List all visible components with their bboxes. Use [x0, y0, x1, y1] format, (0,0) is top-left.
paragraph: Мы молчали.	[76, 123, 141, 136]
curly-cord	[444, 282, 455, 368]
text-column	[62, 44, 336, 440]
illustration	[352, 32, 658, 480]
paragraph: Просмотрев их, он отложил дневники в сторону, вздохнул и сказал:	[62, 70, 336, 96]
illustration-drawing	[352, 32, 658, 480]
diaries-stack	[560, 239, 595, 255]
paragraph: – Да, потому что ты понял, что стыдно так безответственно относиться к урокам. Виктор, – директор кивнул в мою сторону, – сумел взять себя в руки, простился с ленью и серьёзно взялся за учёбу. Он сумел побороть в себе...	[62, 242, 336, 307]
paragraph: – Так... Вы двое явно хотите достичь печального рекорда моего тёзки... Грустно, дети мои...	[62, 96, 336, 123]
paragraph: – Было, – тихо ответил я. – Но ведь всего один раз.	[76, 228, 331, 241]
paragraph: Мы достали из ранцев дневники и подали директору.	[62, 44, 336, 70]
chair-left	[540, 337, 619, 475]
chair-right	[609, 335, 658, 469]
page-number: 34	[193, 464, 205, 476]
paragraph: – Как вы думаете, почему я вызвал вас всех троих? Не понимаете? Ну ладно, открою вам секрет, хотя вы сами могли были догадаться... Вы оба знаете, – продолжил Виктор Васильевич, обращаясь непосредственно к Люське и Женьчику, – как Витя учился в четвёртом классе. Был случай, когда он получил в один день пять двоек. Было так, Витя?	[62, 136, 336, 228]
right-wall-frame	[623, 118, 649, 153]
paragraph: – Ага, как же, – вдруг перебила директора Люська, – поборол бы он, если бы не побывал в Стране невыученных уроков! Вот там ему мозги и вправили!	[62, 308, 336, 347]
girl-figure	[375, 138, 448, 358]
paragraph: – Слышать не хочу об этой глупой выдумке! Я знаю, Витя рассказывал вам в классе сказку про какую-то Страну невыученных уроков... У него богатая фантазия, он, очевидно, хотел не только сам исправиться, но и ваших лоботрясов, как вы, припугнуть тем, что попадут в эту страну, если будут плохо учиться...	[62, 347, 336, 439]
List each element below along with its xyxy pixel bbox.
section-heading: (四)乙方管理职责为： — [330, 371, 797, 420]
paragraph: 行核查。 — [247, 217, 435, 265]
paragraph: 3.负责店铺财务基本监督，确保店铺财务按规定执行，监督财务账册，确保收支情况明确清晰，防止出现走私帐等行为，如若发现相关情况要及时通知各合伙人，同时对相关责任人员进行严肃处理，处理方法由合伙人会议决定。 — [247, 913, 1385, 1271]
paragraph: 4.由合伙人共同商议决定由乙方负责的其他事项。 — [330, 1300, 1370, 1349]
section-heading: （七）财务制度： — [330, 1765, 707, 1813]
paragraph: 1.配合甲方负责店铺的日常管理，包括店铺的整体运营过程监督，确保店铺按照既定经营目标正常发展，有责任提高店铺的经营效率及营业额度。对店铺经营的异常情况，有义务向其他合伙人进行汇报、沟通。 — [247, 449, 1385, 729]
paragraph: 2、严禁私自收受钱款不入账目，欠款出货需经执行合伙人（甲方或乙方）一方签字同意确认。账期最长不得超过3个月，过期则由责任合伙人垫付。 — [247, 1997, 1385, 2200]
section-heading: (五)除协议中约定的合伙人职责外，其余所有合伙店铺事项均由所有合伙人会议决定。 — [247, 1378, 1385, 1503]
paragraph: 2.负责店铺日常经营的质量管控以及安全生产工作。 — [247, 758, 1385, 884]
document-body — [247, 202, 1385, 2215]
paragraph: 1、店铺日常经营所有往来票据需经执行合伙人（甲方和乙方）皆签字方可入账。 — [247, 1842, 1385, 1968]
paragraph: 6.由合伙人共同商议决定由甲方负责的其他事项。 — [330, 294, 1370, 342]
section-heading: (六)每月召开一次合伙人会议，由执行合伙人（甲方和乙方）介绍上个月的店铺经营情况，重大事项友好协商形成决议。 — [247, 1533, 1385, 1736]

> _Stated task_: Turn every line of the items above into a single numbered list, leaving out blank lines.

> _The solution_:
1. List all visible components with their bboxes. Use [x0, y0, x1, y1] format, (0,0) is top-left.
2. paragraph: Мы молчали.	[76, 123, 141, 136]
3. curly-cord	[444, 282, 455, 368]
4. text-column	[62, 44, 336, 440]
5. illustration	[352, 32, 658, 480]
6. paragraph: Просмотрев их, он отложил дневники в сторону, вздохнул и сказал:	[62, 70, 336, 96]
7. illustration-drawing	[352, 32, 658, 480]
8. diaries-stack	[560, 239, 595, 255]
9. paragraph: – Да, потому что ты понял, что стыдно так безответственно относиться к урокам. Виктор, – директор кивнул в мою сторону, – сумел взять себя в руки, простился с ленью и серьёзно взялся за учёбу. Он сумел побороть в себе...	[62, 242, 336, 307]
10. paragraph: – Так... Вы двое явно хотите достичь печального рекорда моего тёзки... Грустно, дети мои...	[62, 96, 336, 123]
11. paragraph: – Было, – тихо ответил я. – Но ведь всего один раз.	[76, 228, 331, 241]
12. paragraph: Мы достали из ранцев дневники и подали директору.	[62, 44, 336, 70]
13. chair-left	[540, 337, 619, 475]
14. chair-right	[609, 335, 658, 469]
15. page-number: 34	[193, 464, 205, 476]
16. paragraph: – Как вы думаете, почему я вызвал вас всех троих? Не понимаете? Ну ладно, открою вам секрет, хотя вы сами могли были догадаться... Вы оба знаете, – продолжил Виктор Васильевич, обращаясь непосредственно к Люське и Женьчику, – как Витя учился в четвёртом классе. Был случай, когда он получил в один день пять двоек. Было так, Витя?	[62, 136, 336, 228]
17. right-wall-frame	[623, 118, 649, 153]
18. paragraph: – Ага, как же, – вдруг перебила директора Люська, – поборол бы он, если бы не побывал в Стране невыученных уроков! Вот там ему мозги и вправили!	[62, 308, 336, 347]
19. girl-figure	[375, 138, 448, 358]
20. paragraph: – Слышать не хочу об этой глупой выдумке! Я знаю, Витя рассказывал вам в классе сказку про какую-то Страну невыученных уроков... У него богатая фантазия, он, очевидно, хотел не только сам исправиться, но и ваших лоботрясов, как вы, припугнуть тем, что попадут в эту страну, если будут плохо учиться...	[62, 347, 336, 439]
21. List each element below along with its xyxy pixel bbox.
22. section-heading: (四)乙方管理职责为： — [330, 371, 797, 420]
23. paragraph: 行核查。 — [247, 217, 435, 265]
24. paragraph: 3.负责店铺财务基本监督，确保店铺财务按规定执行，监督财务账册，确保收支情况明确清晰，防止出现走私帐等行为，如若发现相关情况要及时通知各合伙人，同时对相关责任人员进行严肃处理，处理方法由合伙人会议决定。 — [247, 913, 1385, 1271]
25. paragraph: 4.由合伙人共同商议决定由乙方负责的其他事项。 — [330, 1300, 1370, 1349]
26. section-heading: （七）财务制度： — [330, 1765, 707, 1813]
27. paragraph: 1.配合甲方负责店铺的日常管理，包括店铺的整体运营过程监督，确保店铺按照既定经营目标正常发展，有责任提高店铺的经营效率及营业额度。对店铺经营的异常情况，有义务向其他合伙人进行汇报、沟通。 — [247, 449, 1385, 729]
28. paragraph: 2、严禁私自收受钱款不入账目，欠款出货需经执行合伙人（甲方或乙方）一方签字同意确认。账期最长不得超过3个月，过期则由责任合伙人垫付。 — [247, 1997, 1385, 2200]
29. section-heading: (五)除协议中约定的合伙人职责外，其余所有合伙店铺事项均由所有合伙人会议决定。 — [247, 1378, 1385, 1503]
30. paragraph: 2.负责店铺日常经营的质量管控以及安全生产工作。 — [247, 758, 1385, 884]
31. document-body — [247, 202, 1385, 2215]
32. paragraph: 1、店铺日常经营所有往来票据需经执行合伙人（甲方和乙方）皆签字方可入账。 — [247, 1842, 1385, 1968]
33. paragraph: 6.由合伙人共同商议决定由甲方负责的其他事项。 — [330, 294, 1370, 342]
34. section-heading: (六)每月召开一次合伙人会议，由执行合伙人（甲方和乙方）介绍上个月的店铺经营情况，重大事项友好协商形成决议。 — [247, 1533, 1385, 1736]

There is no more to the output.